** START Input data **

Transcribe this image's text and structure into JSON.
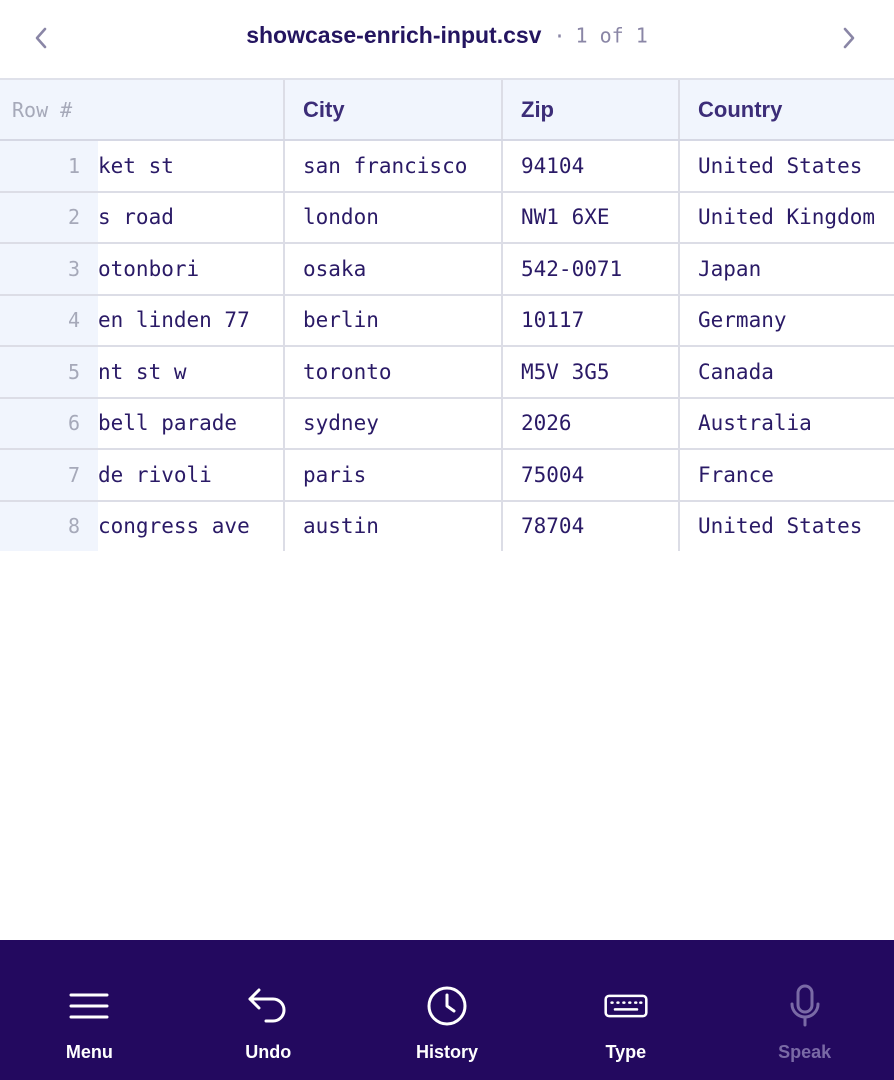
{
  "header": {
    "file_title": "showcase-enrich-input.csv",
    "separator": "·",
    "page_count": "1 of 1"
  },
  "table": {
    "columns": [
      "Row #",
      "City",
      "Zip",
      "Country"
    ],
    "rows": [
      {
        "num": "1",
        "address": "ket st",
        "city": "san francisco",
        "zip": "94104",
        "country": "United States"
      },
      {
        "num": "2",
        "address": "s road",
        "city": "london",
        "zip": "NW1 6XE",
        "country": "United Kingdom"
      },
      {
        "num": "3",
        "address": "otonbori",
        "city": "osaka",
        "zip": "542-0071",
        "country": "Japan"
      },
      {
        "num": "4",
        "address": "en linden 77",
        "city": "berlin",
        "zip": "10117",
        "country": "Germany"
      },
      {
        "num": "5",
        "address": "nt st w",
        "city": "toronto",
        "zip": "M5V 3G5",
        "country": "Canada"
      },
      {
        "num": "6",
        "address": "bell parade",
        "city": "sydney",
        "zip": "2026",
        "country": "Australia"
      },
      {
        "num": "7",
        "address": "de rivoli",
        "city": "paris",
        "zip": "75004",
        "country": "France"
      },
      {
        "num": "8",
        "address": "congress ave",
        "city": "austin",
        "zip": "78704",
        "country": "United States"
      }
    ]
  },
  "toolbar": {
    "items": [
      {
        "label": "Menu",
        "icon": "menu-icon"
      },
      {
        "label": "Undo",
        "icon": "undo-icon"
      },
      {
        "label": "History",
        "icon": "clock-icon"
      },
      {
        "label": "Type",
        "icon": "keyboard-icon"
      },
      {
        "label": "Speak",
        "icon": "microphone-icon",
        "disabled": true
      }
    ]
  },
  "colors": {
    "toolbar_bg": "#23095f",
    "header_cell_bg": "#f1f5fd",
    "text_primary": "#2a1a66",
    "muted": "#a6a9b9"
  }
}
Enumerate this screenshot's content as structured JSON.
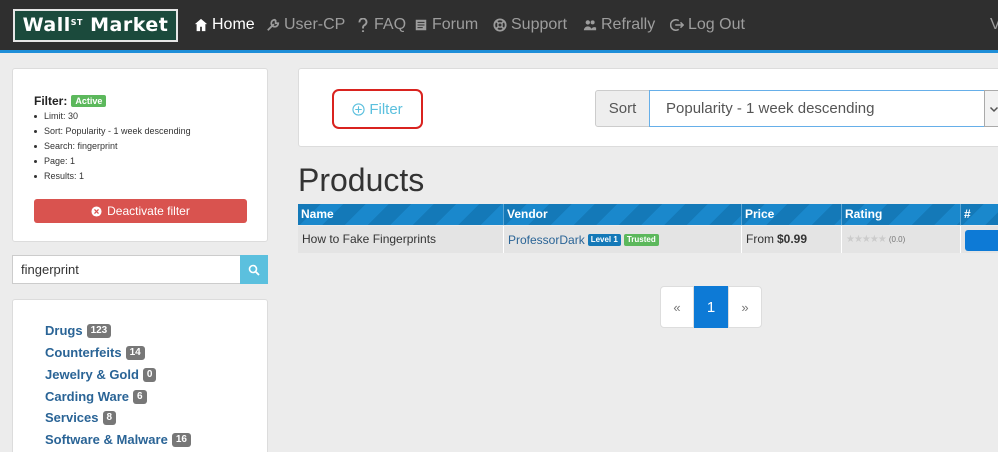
{
  "navbar": {
    "logo": {
      "part1": "Wall",
      "sup": "ST",
      "part2": " Market"
    },
    "items": [
      {
        "label": "Home",
        "icon": "home-icon"
      },
      {
        "label": "User-CP",
        "icon": "wrench-icon"
      },
      {
        "label": "FAQ",
        "icon": "question-icon"
      },
      {
        "label": "Forum",
        "icon": "forum-icon"
      },
      {
        "label": "Support",
        "icon": "lifebuoy-icon"
      },
      {
        "label": "Refrally",
        "icon": "users-icon"
      },
      {
        "label": "Log Out",
        "icon": "logout-icon"
      }
    ],
    "edge_text": "V"
  },
  "filter_panel": {
    "title": "Filter:",
    "status": "Active",
    "items": [
      "Limit: 30",
      "Sort: Popularity - 1 week descending",
      "Search: fingerprint",
      "Page: 1",
      "Results: 1"
    ],
    "deactivate_label": "Deactivate filter"
  },
  "search": {
    "value": "fingerprint"
  },
  "categories": [
    {
      "label": "Drugs",
      "count": "123"
    },
    {
      "label": "Counterfeits",
      "count": "14"
    },
    {
      "label": "Jewelry & Gold",
      "count": "0"
    },
    {
      "label": "Carding Ware",
      "count": "6"
    },
    {
      "label": "Services",
      "count": "8"
    },
    {
      "label": "Software & Malware",
      "count": "16"
    }
  ],
  "toolbar": {
    "filter_label": "Filter",
    "sort_label": "Sort",
    "sort_value": "Popularity - 1 week descending"
  },
  "products": {
    "title": "Products",
    "columns": [
      "Name",
      "Vendor",
      "Price",
      "Rating",
      "#"
    ],
    "rows": [
      {
        "name": "How to Fake Fingerprints",
        "vendor": "ProfessorDark",
        "vendor_level": "Level 1",
        "vendor_trust": "Trusted",
        "price_prefix": "From",
        "price": "$0.99",
        "stars": "★★★★★",
        "rating": "(0.0)"
      }
    ]
  },
  "pagination": {
    "prev": "«",
    "current": "1",
    "next": "»"
  },
  "colors": {
    "nav_bg": "#2f2f2f",
    "accent": "#1e8ed8",
    "danger": "#d9534f",
    "success": "#5cb85c",
    "primary": "#0d7ad6"
  }
}
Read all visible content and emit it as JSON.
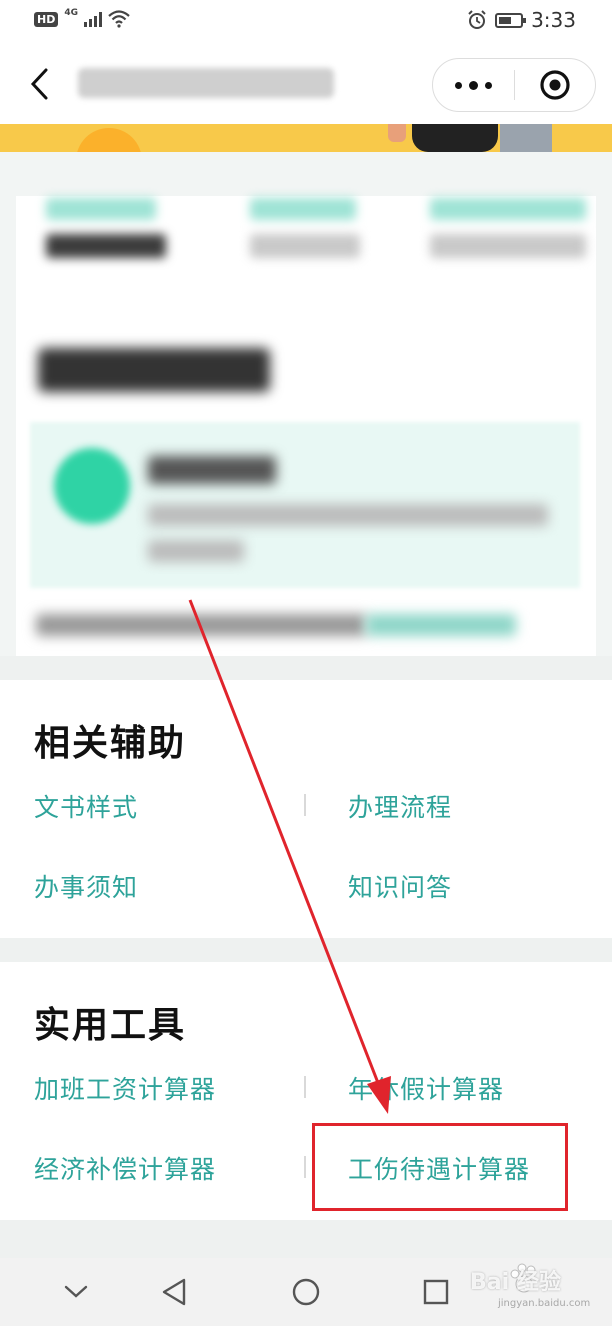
{
  "status_bar": {
    "hd": "HD",
    "network": "4G",
    "time": "3:33"
  },
  "nav": {
    "back_icon": "chevron-left-icon",
    "more_icon": "more-dots-icon",
    "close_icon": "target-circle-icon"
  },
  "sections": {
    "related": {
      "title": "相关辅助",
      "items": [
        "文书样式",
        "办理流程",
        "办事须知",
        "知识问答"
      ]
    },
    "tools": {
      "title": "实用工具",
      "items": [
        "加班工资计算器",
        "年休假计算器",
        "经济补偿计算器",
        "工伤待遇计算器"
      ]
    }
  },
  "system_nav": {
    "icons": [
      "chevron-down-icon",
      "back-triangle-icon",
      "home-circle-icon",
      "recents-square-icon"
    ]
  },
  "watermark": {
    "text": "Bai 经验",
    "sub": "jingyan.baidu.com"
  },
  "colors": {
    "accent": "#2ea39a",
    "highlight": "#e0242c",
    "banner": "#f8c94a"
  }
}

** END Input data **

*Problem details*.
From the data above, work out how many lines contain the string "content" and reply with only the number.

*Exercise response*.
2